Data items:
>> START

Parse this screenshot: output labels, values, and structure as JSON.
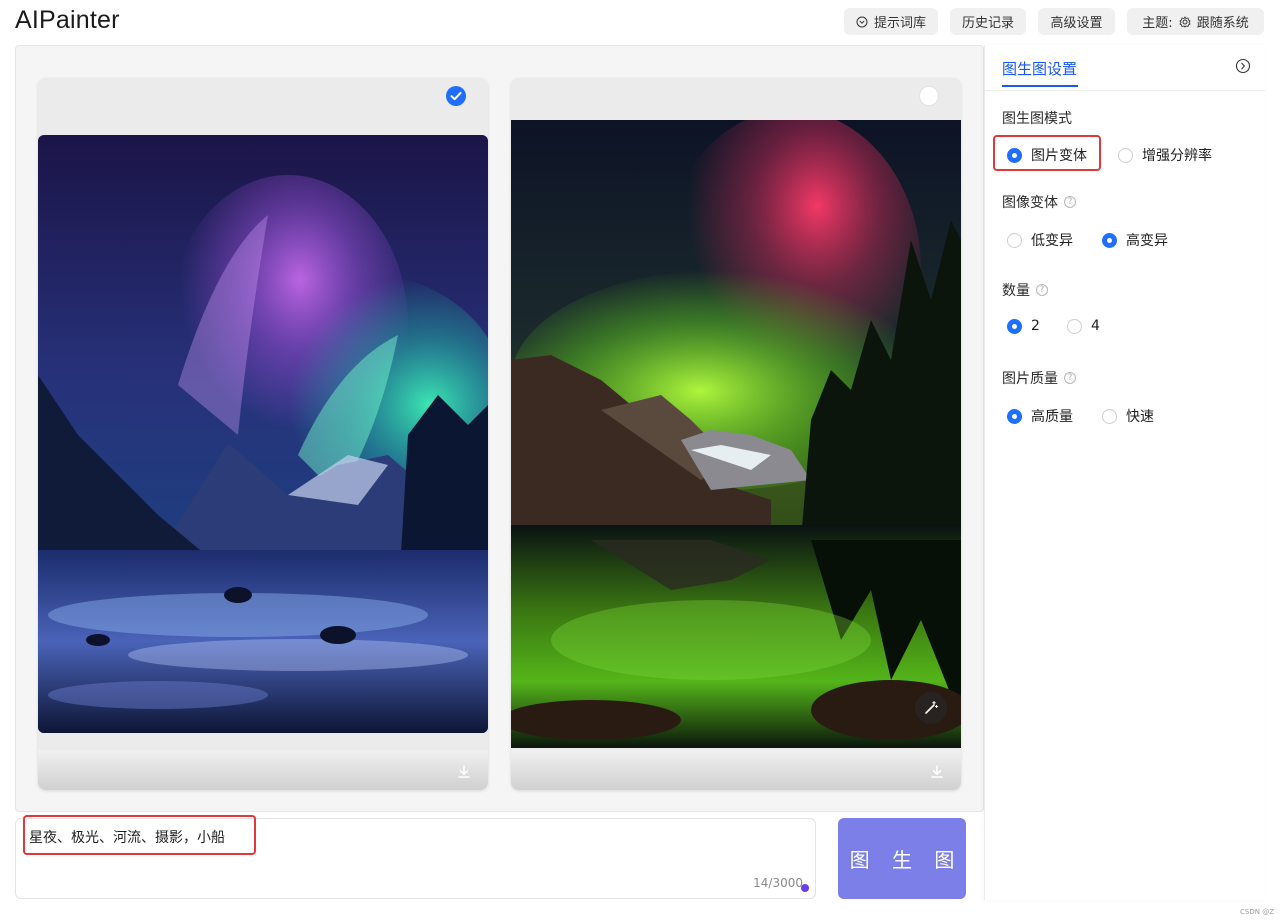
{
  "app": {
    "title": "AIPainter"
  },
  "header": {
    "prompt_library": "提示词库",
    "history": "历史记录",
    "advanced": "高级设置",
    "theme_label": "主题:",
    "theme_value": "跟随系统"
  },
  "images": [
    {
      "selected": true,
      "alt": "aurora-river-image"
    },
    {
      "selected": false,
      "alt": "aurora-lake-image"
    }
  ],
  "prompt": {
    "text": "星夜、极光、河流、摄影，小船",
    "counter": "14/3000"
  },
  "generate_button": "图 生 图",
  "panel": {
    "tab": "图生图设置",
    "mode": {
      "title": "图生图模式",
      "options": [
        "图片变体",
        "增强分辨率"
      ],
      "selected": 0
    },
    "variation": {
      "title": "图像变体",
      "options": [
        "低变异",
        "高变异"
      ],
      "selected": 1
    },
    "count": {
      "title": "数量",
      "options": [
        "2",
        "4"
      ],
      "selected": 0
    },
    "quality": {
      "title": "图片质量",
      "options": [
        "高质量",
        "快速"
      ],
      "selected": 0
    }
  },
  "colors": {
    "accent": "#1f6fff",
    "generate": "#7d7fe8",
    "highlight": "#e2383b"
  },
  "watermark": "CSDN @Z"
}
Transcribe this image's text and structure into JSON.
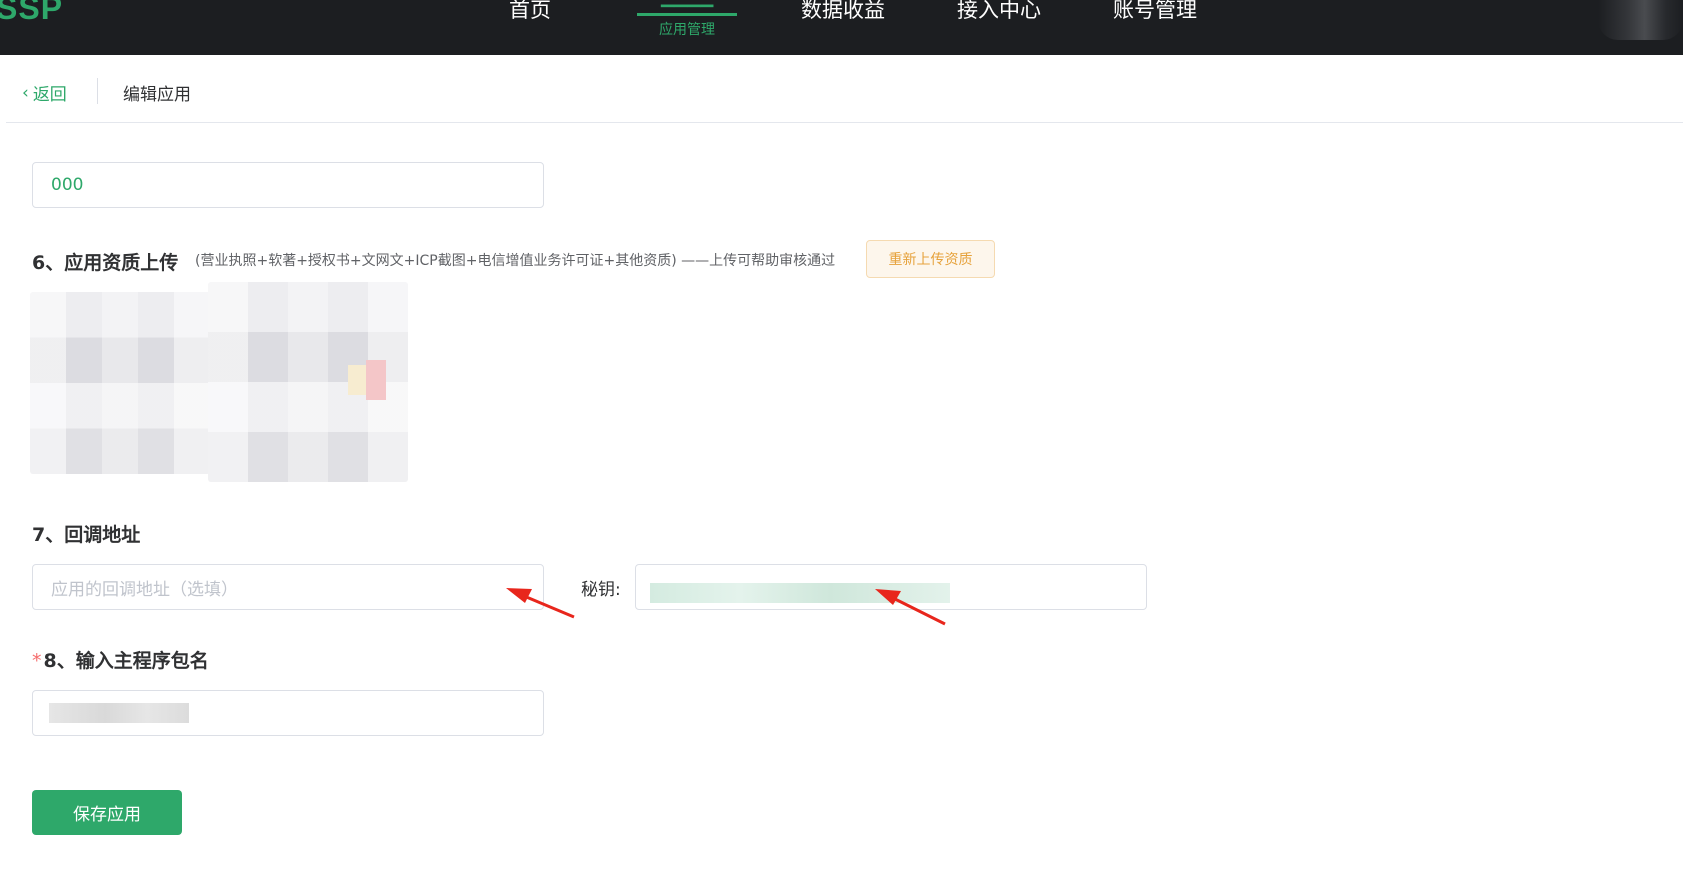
{
  "nav": {
    "logo": "SSP",
    "items": [
      "首页",
      "数据收益",
      "接入中心",
      "账号管理"
    ],
    "active_sub_label": "应用管理"
  },
  "header": {
    "back_label": "返回",
    "title": "编辑应用"
  },
  "form": {
    "prev_field_value": "000",
    "section6": {
      "title": "6、应用资质上传",
      "hint": "(营业执照+软著+授权书+文网文+ICP截图+电信增值业务许可证+其他资质) ——上传可帮助审核通过",
      "reupload_label": "重新上传资质"
    },
    "section7": {
      "title": "7、回调地址",
      "callback_placeholder": "应用的回调地址（选填）",
      "secret_label": "秘钥:"
    },
    "section8": {
      "required_mark": "*",
      "title": "8、输入主程序包名"
    },
    "save_label": "保存应用"
  },
  "colors": {
    "brand": "#2ea86a",
    "nav_bg": "#1c1e21",
    "warning": "#e6a23c",
    "annotation_arrow": "#e8261c"
  }
}
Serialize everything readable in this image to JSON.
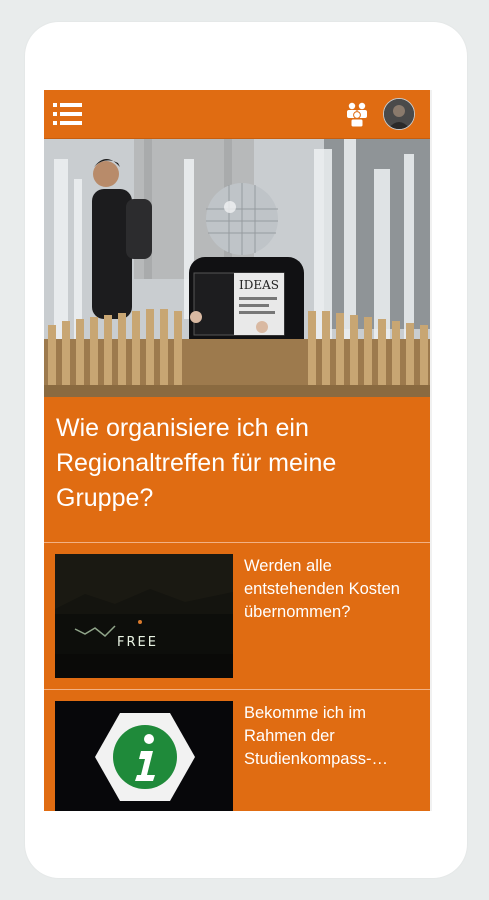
{
  "header": {
    "menu_icon": "hamburger-menu-icon",
    "groups_icon": "groups-icon",
    "avatar_icon": "user-avatar",
    "brand_color": "#e06c12"
  },
  "hero": {
    "image_icon": "photo-man-with-disco-ball-head-reading-ideas-magazine",
    "magazine_text": "IDEAS",
    "title": "Wie organisiere ich ein Regionaltreffen für meine Gruppe?"
  },
  "articles": [
    {
      "image_icon": "photo-light-painting-free",
      "image_text": "FREE",
      "title": "Werden alle entstehenden Kosten übernommen?"
    },
    {
      "image_icon": "photo-info-sign",
      "title": "Bekomme ich im Rahmen der Studienkompass-…"
    }
  ],
  "scrollbar": {
    "up_icon": "▲",
    "down_icon": "▼"
  }
}
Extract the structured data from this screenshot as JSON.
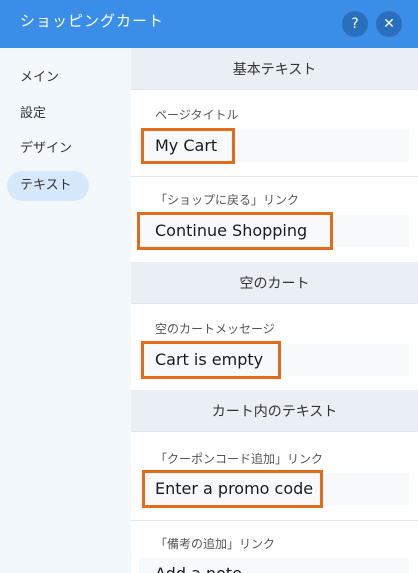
{
  "header": {
    "title": "ショッピングカート",
    "help_icon": "?",
    "close_icon": "✕"
  },
  "sidebar": {
    "items": [
      {
        "label": "メイン"
      },
      {
        "label": "設定"
      },
      {
        "label": "デザイン"
      },
      {
        "label": "テキスト",
        "active": true
      }
    ]
  },
  "sections": [
    {
      "title": "基本テキスト",
      "fields": [
        {
          "label": "ページタイトル",
          "value": "My Cart"
        },
        {
          "label": "「ショップに戻る」リンク",
          "value": "Continue Shopping"
        }
      ]
    },
    {
      "title": "空のカート",
      "fields": [
        {
          "label": "空のカートメッセージ",
          "value": "Cart is empty"
        }
      ]
    },
    {
      "title": "カート内のテキスト",
      "fields": [
        {
          "label": "「クーポンコード追加」リンク",
          "value": "Enter a promo code"
        },
        {
          "label": "「備考の追加」リンク",
          "value": "Add a note"
        }
      ]
    }
  ],
  "colors": {
    "header": "#3b8ee8",
    "highlight": "#e36b1a",
    "sidebar": "#f3f8fd"
  }
}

>> END

SHORT EXERCISE
Copy out all the data exactly; skip the pictures.

TASK RESPONSE
Parse this screenshot: output labels, values, and structure as JSON.
{
  "app": {
    "title": "AIPainter"
  },
  "header": {
    "prompt_library": "提示词库",
    "history": "历史记录",
    "advanced": "高级设置",
    "theme_label": "主题:",
    "theme_value": "跟随系统"
  },
  "images": [
    {
      "selected": true,
      "alt": "aurora-river-image"
    },
    {
      "selected": false,
      "alt": "aurora-lake-image"
    }
  ],
  "prompt": {
    "text": "星夜、极光、河流、摄影，小船",
    "counter": "14/3000"
  },
  "generate_button": "图 生 图",
  "panel": {
    "tab": "图生图设置",
    "mode": {
      "title": "图生图模式",
      "options": [
        "图片变体",
        "增强分辨率"
      ],
      "selected": 0
    },
    "variation": {
      "title": "图像变体",
      "options": [
        "低变异",
        "高变异"
      ],
      "selected": 1
    },
    "count": {
      "title": "数量",
      "options": [
        "2",
        "4"
      ],
      "selected": 0
    },
    "quality": {
      "title": "图片质量",
      "options": [
        "高质量",
        "快速"
      ],
      "selected": 0
    }
  },
  "colors": {
    "accent": "#1f6fff",
    "generate": "#7d7fe8",
    "highlight": "#e2383b"
  },
  "watermark": "CSDN @Z"
}
Transcribe this image's text and structure into JSON.
{
  "nav": {
    "logo": "SSP",
    "items": [
      "首页",
      "数据收益",
      "接入中心",
      "账号管理"
    ],
    "active_sub_label": "应用管理"
  },
  "header": {
    "back_label": "返回",
    "title": "编辑应用"
  },
  "form": {
    "prev_field_value": "000",
    "section6": {
      "title": "6、应用资质上传",
      "hint": "(营业执照+软著+授权书+文网文+ICP截图+电信增值业务许可证+其他资质) ——上传可帮助审核通过",
      "reupload_label": "重新上传资质"
    },
    "section7": {
      "title": "7、回调地址",
      "callback_placeholder": "应用的回调地址（选填）",
      "secret_label": "秘钥:"
    },
    "section8": {
      "required_mark": "*",
      "title": "8、输入主程序包名"
    },
    "save_label": "保存应用"
  },
  "colors": {
    "brand": "#2ea86a",
    "nav_bg": "#1c1e21",
    "warning": "#e6a23c",
    "annotation_arrow": "#e8261c"
  }
}
Serialize everything readable in this image to JSON.
{
  "header": {
    "menu_icon": "hamburger-menu-icon",
    "groups_icon": "groups-icon",
    "avatar_icon": "user-avatar",
    "brand_color": "#e06c12"
  },
  "hero": {
    "image_icon": "photo-man-with-disco-ball-head-reading-ideas-magazine",
    "magazine_text": "IDEAS",
    "title": "Wie organisiere ich ein Regionaltreffen für meine Gruppe?"
  },
  "articles": [
    {
      "image_icon": "photo-light-painting-free",
      "image_text": "FREE",
      "title": "Werden alle entstehenden Kosten übernommen?"
    },
    {
      "image_icon": "photo-info-sign",
      "title": "Bekomme ich im Rahmen der Studienkompass-…"
    }
  ],
  "scrollbar": {
    "up_icon": "▲",
    "down_icon": "▼"
  }
}
Extract the structured data from this screenshot as JSON.
{
  "header": {
    "title": "ショッピングカート",
    "help_icon": "?",
    "close_icon": "✕"
  },
  "sidebar": {
    "items": [
      {
        "label": "メイン"
      },
      {
        "label": "設定"
      },
      {
        "label": "デザイン"
      },
      {
        "label": "テキスト",
        "active": true
      }
    ]
  },
  "sections": [
    {
      "title": "基本テキスト",
      "fields": [
        {
          "label": "ページタイトル",
          "value": "My Cart"
        },
        {
          "label": "「ショップに戻る」リンク",
          "value": "Continue Shopping"
        }
      ]
    },
    {
      "title": "空のカート",
      "fields": [
        {
          "label": "空のカートメッセージ",
          "value": "Cart is empty"
        }
      ]
    },
    {
      "title": "カート内のテキスト",
      "fields": [
        {
          "label": "「クーポンコード追加」リンク",
          "value": "Enter a promo code"
        },
        {
          "label": "「備考の追加」リンク",
          "value": "Add a note"
        }
      ]
    }
  ],
  "colors": {
    "header": "#3b8ee8",
    "highlight": "#e36b1a",
    "sidebar": "#f3f8fd"
  }
}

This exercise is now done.